*STATED PROBLEM*:
Report, as a bare number, how many lines of the material below contain the word "icon".

Source data

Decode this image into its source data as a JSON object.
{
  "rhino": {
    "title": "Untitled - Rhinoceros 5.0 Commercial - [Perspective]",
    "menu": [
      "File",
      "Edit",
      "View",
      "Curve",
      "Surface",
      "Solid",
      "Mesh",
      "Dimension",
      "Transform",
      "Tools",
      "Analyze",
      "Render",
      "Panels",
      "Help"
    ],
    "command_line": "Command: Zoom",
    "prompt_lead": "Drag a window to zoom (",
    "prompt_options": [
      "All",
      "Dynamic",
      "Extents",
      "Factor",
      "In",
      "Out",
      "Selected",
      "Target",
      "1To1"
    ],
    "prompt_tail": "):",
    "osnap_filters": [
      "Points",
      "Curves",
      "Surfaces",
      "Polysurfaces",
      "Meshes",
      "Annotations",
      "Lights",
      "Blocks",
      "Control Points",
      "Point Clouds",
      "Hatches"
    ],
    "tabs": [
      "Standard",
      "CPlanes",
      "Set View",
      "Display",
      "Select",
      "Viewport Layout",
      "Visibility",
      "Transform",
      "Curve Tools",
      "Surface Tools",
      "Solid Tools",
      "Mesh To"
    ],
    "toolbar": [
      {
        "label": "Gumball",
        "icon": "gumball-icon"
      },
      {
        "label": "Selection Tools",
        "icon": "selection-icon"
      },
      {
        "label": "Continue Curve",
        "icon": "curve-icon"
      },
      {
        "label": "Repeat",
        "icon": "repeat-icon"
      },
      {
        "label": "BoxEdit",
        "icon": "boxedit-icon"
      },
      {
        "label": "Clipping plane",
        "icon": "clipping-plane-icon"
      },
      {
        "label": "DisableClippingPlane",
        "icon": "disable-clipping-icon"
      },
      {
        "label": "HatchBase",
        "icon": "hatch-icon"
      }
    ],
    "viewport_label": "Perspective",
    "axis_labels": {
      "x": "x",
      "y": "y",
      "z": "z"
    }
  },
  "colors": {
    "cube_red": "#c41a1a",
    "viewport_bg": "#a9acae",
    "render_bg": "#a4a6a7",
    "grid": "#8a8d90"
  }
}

*OUTPUT*:
8